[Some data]

····················

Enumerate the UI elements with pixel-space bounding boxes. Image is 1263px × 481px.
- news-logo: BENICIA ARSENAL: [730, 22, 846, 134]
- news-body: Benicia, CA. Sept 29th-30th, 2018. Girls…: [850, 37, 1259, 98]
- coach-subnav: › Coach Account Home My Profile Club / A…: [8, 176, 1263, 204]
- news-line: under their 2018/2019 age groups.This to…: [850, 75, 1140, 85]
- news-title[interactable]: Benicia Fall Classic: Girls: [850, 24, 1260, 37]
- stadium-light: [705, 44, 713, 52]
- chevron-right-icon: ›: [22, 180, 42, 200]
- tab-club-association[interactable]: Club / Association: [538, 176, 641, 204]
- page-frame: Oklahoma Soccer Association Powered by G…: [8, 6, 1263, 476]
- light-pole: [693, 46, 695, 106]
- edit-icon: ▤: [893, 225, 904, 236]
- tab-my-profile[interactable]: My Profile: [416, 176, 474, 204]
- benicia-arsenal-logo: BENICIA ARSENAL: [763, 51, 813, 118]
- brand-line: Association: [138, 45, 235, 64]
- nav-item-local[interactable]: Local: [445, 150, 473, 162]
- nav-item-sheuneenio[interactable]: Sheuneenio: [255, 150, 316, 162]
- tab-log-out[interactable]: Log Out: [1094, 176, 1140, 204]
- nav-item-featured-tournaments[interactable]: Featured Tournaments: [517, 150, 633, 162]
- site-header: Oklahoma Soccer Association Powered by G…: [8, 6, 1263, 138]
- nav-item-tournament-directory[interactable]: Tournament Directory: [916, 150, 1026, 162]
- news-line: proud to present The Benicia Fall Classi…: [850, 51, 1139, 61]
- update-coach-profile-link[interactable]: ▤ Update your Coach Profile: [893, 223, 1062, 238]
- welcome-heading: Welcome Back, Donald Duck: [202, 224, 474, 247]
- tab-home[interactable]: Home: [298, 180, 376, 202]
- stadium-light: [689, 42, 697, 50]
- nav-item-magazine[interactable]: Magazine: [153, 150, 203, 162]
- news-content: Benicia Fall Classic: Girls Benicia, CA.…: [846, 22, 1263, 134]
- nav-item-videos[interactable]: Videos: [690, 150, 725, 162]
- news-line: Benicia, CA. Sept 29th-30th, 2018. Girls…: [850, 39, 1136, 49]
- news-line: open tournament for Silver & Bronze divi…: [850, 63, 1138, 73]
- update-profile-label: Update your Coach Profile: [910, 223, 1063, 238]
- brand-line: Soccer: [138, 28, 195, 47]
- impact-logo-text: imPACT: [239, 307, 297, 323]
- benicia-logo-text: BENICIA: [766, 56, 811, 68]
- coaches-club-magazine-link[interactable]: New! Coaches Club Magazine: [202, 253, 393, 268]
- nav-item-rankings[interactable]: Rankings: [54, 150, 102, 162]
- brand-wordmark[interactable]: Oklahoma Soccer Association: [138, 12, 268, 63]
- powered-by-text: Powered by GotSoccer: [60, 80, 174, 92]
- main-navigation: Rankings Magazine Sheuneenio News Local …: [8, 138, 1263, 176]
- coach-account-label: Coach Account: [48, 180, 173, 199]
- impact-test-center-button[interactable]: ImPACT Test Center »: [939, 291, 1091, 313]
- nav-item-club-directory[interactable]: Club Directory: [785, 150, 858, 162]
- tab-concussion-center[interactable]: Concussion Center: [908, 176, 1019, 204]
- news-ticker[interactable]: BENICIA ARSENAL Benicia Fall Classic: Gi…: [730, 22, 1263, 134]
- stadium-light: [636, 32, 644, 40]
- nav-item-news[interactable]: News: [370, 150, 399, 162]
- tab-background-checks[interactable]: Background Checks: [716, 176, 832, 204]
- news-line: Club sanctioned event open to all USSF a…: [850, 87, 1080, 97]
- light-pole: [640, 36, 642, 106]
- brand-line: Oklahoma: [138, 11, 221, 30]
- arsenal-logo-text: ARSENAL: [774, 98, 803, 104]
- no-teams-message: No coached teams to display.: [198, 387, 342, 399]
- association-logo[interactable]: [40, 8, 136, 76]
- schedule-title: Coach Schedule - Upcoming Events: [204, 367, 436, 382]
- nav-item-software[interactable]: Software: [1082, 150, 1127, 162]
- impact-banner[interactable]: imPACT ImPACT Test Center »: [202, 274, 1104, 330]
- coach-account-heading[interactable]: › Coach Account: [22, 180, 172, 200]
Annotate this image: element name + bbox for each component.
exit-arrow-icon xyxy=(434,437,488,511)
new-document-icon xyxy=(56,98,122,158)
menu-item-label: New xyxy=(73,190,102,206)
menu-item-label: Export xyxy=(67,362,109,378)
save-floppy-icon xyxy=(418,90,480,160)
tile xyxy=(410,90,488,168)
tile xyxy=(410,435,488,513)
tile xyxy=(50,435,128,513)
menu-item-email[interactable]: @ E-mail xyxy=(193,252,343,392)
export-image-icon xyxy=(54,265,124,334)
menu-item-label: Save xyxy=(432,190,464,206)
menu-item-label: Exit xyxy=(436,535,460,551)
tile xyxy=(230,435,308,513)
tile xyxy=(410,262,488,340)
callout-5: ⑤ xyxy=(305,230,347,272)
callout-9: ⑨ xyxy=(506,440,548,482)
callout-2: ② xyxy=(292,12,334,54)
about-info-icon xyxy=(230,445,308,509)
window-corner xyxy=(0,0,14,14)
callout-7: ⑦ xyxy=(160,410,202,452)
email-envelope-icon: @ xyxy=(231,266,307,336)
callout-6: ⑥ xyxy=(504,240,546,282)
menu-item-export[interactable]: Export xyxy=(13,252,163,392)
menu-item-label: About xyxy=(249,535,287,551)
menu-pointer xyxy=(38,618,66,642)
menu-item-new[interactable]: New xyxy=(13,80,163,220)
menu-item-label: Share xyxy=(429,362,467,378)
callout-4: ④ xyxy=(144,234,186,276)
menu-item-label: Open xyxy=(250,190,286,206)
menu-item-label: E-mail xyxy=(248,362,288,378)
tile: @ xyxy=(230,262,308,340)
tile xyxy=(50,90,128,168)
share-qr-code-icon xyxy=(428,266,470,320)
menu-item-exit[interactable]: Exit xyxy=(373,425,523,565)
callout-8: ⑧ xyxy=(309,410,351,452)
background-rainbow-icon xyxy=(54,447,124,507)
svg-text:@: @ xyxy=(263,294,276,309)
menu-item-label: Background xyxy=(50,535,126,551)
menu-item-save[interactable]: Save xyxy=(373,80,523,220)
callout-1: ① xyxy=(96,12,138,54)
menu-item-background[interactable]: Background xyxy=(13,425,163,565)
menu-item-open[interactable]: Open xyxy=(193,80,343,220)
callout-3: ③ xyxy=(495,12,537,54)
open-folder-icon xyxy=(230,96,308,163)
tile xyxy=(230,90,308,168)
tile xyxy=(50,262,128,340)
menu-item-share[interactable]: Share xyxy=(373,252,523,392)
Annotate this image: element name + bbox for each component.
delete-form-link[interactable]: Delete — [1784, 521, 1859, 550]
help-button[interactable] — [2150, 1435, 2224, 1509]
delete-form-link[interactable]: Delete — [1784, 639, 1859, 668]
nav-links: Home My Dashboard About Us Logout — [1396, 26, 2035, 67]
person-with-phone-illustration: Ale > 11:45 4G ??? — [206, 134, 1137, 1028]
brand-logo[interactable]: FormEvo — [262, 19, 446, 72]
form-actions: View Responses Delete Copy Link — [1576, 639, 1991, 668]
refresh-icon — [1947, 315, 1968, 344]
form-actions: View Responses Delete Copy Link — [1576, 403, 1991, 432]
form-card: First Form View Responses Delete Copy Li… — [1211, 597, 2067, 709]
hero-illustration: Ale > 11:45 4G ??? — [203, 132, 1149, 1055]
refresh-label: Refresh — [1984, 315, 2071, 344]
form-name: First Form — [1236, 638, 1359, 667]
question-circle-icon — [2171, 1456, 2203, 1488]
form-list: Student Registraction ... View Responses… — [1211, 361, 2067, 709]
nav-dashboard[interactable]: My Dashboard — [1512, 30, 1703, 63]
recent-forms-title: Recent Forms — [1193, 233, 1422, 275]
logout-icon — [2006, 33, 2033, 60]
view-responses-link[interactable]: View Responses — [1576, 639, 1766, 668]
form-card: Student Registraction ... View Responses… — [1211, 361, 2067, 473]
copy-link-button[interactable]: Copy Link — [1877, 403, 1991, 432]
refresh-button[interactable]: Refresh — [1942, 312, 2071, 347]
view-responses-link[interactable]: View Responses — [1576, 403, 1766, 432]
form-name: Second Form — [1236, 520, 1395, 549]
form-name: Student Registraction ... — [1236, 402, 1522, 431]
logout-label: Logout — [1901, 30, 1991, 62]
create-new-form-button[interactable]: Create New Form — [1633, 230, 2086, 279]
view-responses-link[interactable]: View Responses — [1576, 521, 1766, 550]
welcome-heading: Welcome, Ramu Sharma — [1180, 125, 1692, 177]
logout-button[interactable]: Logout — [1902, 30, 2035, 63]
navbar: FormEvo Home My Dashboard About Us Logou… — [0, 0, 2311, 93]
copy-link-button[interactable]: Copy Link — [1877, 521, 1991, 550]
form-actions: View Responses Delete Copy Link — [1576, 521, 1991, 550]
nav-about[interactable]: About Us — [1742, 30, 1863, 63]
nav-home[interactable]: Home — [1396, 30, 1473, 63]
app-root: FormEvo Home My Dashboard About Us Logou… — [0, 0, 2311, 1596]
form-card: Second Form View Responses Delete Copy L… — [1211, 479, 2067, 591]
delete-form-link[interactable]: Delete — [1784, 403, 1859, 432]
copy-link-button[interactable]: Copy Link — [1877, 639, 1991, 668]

····················

■ **Short problem**:
Report every line of the data above that contains the string "brand", treating uppercase and lowercase letters as different.

■ **Exercise output**:
- brand-line: Association: [138, 45, 235, 64]
- brand-line: Soccer: [138, 28, 195, 47]
- brand-wordmark[interactable]: Oklahoma Soccer Association: [138, 12, 268, 63]
- brand-line: Oklahoma: [138, 11, 221, 30]
brand-logo[interactable]: FormEvo — [262, 19, 446, 72]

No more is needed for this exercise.